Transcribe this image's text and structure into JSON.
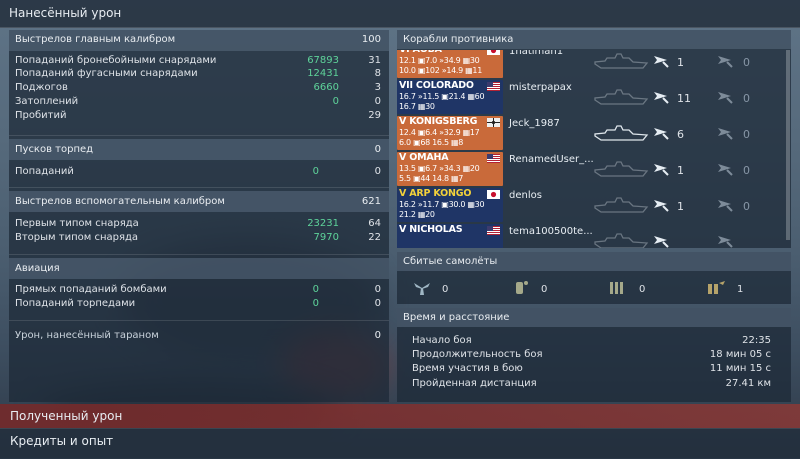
{
  "header": {
    "title": "Нанесённый урон"
  },
  "left": {
    "main_battery": {
      "title": "Выстрелов главным калибром",
      "total": "100",
      "rows": [
        {
          "label": "Попаданий бронебойными снарядами",
          "damage": "67893",
          "count": "31"
        },
        {
          "label": "Попаданий фугасными снарядами",
          "damage": "12431",
          "count": "8"
        },
        {
          "label": "Поджогов",
          "damage": "6660",
          "count": "3"
        },
        {
          "label": "Затоплений",
          "damage": "0",
          "count": "0"
        },
        {
          "label": "Пробитий",
          "damage": "",
          "count": "29"
        }
      ]
    },
    "torpedoes": {
      "title": "Пусков торпед",
      "total": "0",
      "rows": [
        {
          "label": "Попаданий",
          "damage": "0",
          "count": "0"
        }
      ]
    },
    "secondary": {
      "title": "Выстрелов вспомогательным калибром",
      "total": "621",
      "rows": [
        {
          "label": "Первым типом снаряда",
          "damage": "23231",
          "count": "64"
        },
        {
          "label": "Вторым типом снаряда",
          "damage": "7970",
          "count": "22"
        }
      ]
    },
    "aviation": {
      "title": "Авиация",
      "rows": [
        {
          "label": "Прямых попаданий бомбами",
          "damage": "0",
          "count": "0"
        },
        {
          "label": "Попаданий торпедами",
          "damage": "0",
          "count": "0"
        }
      ]
    },
    "ram": {
      "title": "Урон, нанесённый тараном",
      "total": "0"
    }
  },
  "right": {
    "enemies_title": "Корабли противника",
    "ships": [
      {
        "name": "VI AOBA",
        "line1": "12.1 ▣7.0  »34.9 ▦30",
        "line2": "10.0 ▣102  »14.9 ▦11",
        "color": "#c96a3a",
        "name_color": "#ffffff",
        "flag": "jp",
        "player": "1hatiman1",
        "n1": "1",
        "n2": "0"
      },
      {
        "name": "VII COLORADO",
        "line1": "16.7 »11.5  ▣21.4 ▦60",
        "line2": "            16.7 ▦30",
        "color": "#1f3566",
        "name_color": "#ffffff",
        "flag": "us",
        "player": "misterpapax",
        "n1": "11",
        "n2": "0"
      },
      {
        "name": "V KONIGSBERG",
        "line1": "12.4 ▣6.4  »32.9 ▦17",
        "line2": "6.0 ▣68  16.5 ▦8",
        "color": "#c96a3a",
        "name_color": "#ffffff",
        "flag": "de",
        "player": "Jeck_1987",
        "n1": "6",
        "n2": "0"
      },
      {
        "name": "V OMAHA",
        "line1": "13.5 ▣6.7  »34.3 ▦20",
        "line2": "5.5 ▣44  14.8 ▦7",
        "color": "#c96a3a",
        "name_color": "#ffffff",
        "flag": "us",
        "player": "RenamedUser_...",
        "n1": "1",
        "n2": "0"
      },
      {
        "name": "V ARP KONGO",
        "line1": "16.2 »11.7  ▣30.0 ▦30",
        "line2": "            21.2 ▦20",
        "color": "#1f3566",
        "name_color": "#f2d13a",
        "flag": "jp",
        "player": "denlos",
        "n1": "1",
        "n2": "0"
      },
      {
        "name": "V NICHOLAS",
        "line1": "",
        "line2": "",
        "color": "#1f3566",
        "name_color": "#ffffff",
        "flag": "us",
        "player": "tema100500te...",
        "n1": "",
        "n2": ""
      }
    ],
    "aircraft": {
      "title": "Сбитые самолёты",
      "items": [
        {
          "icon": "fighter-icon",
          "value": "0"
        },
        {
          "icon": "torpedo-bomber-icon",
          "value": "0"
        },
        {
          "icon": "dive-bomber-icon",
          "value": "0"
        },
        {
          "icon": "spotter-icon",
          "value": "1"
        }
      ]
    },
    "time": {
      "title": "Время и расстояние",
      "rows": [
        {
          "label": "Начало боя",
          "value": "22:35"
        },
        {
          "label": "Продолжительность боя",
          "value": "18 мин 05 с"
        },
        {
          "label": "Время участия в бою",
          "value": "11 мин 15 с"
        },
        {
          "label": "Пройденная дистанция",
          "value": "27.41 км"
        }
      ]
    }
  },
  "footer": {
    "received": "Полученный урон",
    "credits": "Кредиты и опыт"
  }
}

§ §

> **Task brief**
Leave out the pictures and retype every line above exactly.

> **Response to the task**
Transcribe this image's text and structure into JSON.
{
  "header": {
    "title": "Нанесённый урон"
  },
  "left": {
    "main_battery": {
      "title": "Выстрелов главным калибром",
      "total": "100",
      "rows": [
        {
          "label": "Попаданий бронебойными снарядами",
          "damage": "67893",
          "count": "31"
        },
        {
          "label": "Попаданий фугасными снарядами",
          "damage": "12431",
          "count": "8"
        },
        {
          "label": "Поджогов",
          "damage": "6660",
          "count": "3"
        },
        {
          "label": "Затоплений",
          "damage": "0",
          "count": "0"
        },
        {
          "label": "Пробитий",
          "damage": "",
          "count": "29"
        }
      ]
    },
    "torpedoes": {
      "title": "Пусков торпед",
      "total": "0",
      "rows": [
        {
          "label": "Попаданий",
          "damage": "0",
          "count": "0"
        }
      ]
    },
    "secondary": {
      "title": "Выстрелов вспомогательным калибром",
      "total": "621",
      "rows": [
        {
          "label": "Первым типом снаряда",
          "damage": "23231",
          "count": "64"
        },
        {
          "label": "Вторым типом снаряда",
          "damage": "7970",
          "count": "22"
        }
      ]
    },
    "aviation": {
      "title": "Авиация",
      "rows": [
        {
          "label": "Прямых попаданий бомбами",
          "damage": "0",
          "count": "0"
        },
        {
          "label": "Попаданий торпедами",
          "damage": "0",
          "count": "0"
        }
      ]
    },
    "ram": {
      "title": "Урон, нанесённый тараном",
      "total": "0"
    }
  },
  "right": {
    "enemies_title": "Корабли противника",
    "ships": [
      {
        "name": "VI AOBA",
        "line1": "12.1 ▣7.0  »34.9 ▦30",
        "line2": "10.0 ▣102  »14.9 ▦11",
        "color": "#c96a3a",
        "name_color": "#ffffff",
        "flag": "jp",
        "player": "1hatiman1",
        "n1": "1",
        "n2": "0"
      },
      {
        "name": "VII COLORADO",
        "line1": "16.7 »11.5  ▣21.4 ▦60",
        "line2": "            16.7 ▦30",
        "color": "#1f3566",
        "name_color": "#ffffff",
        "flag": "us",
        "player": "misterpapax",
        "n1": "11",
        "n2": "0"
      },
      {
        "name": "V KONIGSBERG",
        "line1": "12.4 ▣6.4  »32.9 ▦17",
        "line2": "6.0 ▣68  16.5 ▦8",
        "color": "#c96a3a",
        "name_color": "#ffffff",
        "flag": "de",
        "player": "Jeck_1987",
        "n1": "6",
        "n2": "0"
      },
      {
        "name": "V OMAHA",
        "line1": "13.5 ▣6.7  »34.3 ▦20",
        "line2": "5.5 ▣44  14.8 ▦7",
        "color": "#c96a3a",
        "name_color": "#ffffff",
        "flag": "us",
        "player": "RenamedUser_...",
        "n1": "1",
        "n2": "0"
      },
      {
        "name": "V ARP KONGO",
        "line1": "16.2 »11.7  ▣30.0 ▦30",
        "line2": "            21.2 ▦20",
        "color": "#1f3566",
        "name_color": "#f2d13a",
        "flag": "jp",
        "player": "denlos",
        "n1": "1",
        "n2": "0"
      },
      {
        "name": "V NICHOLAS",
        "line1": "",
        "line2": "",
        "color": "#1f3566",
        "name_color": "#ffffff",
        "flag": "us",
        "player": "tema100500te...",
        "n1": "",
        "n2": ""
      }
    ],
    "aircraft": {
      "title": "Сбитые самолёты",
      "items": [
        {
          "icon": "fighter-icon",
          "value": "0"
        },
        {
          "icon": "torpedo-bomber-icon",
          "value": "0"
        },
        {
          "icon": "dive-bomber-icon",
          "value": "0"
        },
        {
          "icon": "spotter-icon",
          "value": "1"
        }
      ]
    },
    "time": {
      "title": "Время и расстояние",
      "rows": [
        {
          "label": "Начало боя",
          "value": "22:35"
        },
        {
          "label": "Продолжительность боя",
          "value": "18 мин 05 с"
        },
        {
          "label": "Время участия в бою",
          "value": "11 мин 15 с"
        },
        {
          "label": "Пройденная дистанция",
          "value": "27.41 км"
        }
      ]
    }
  },
  "footer": {
    "received": "Полученный урон",
    "credits": "Кредиты и опыт"
  }
}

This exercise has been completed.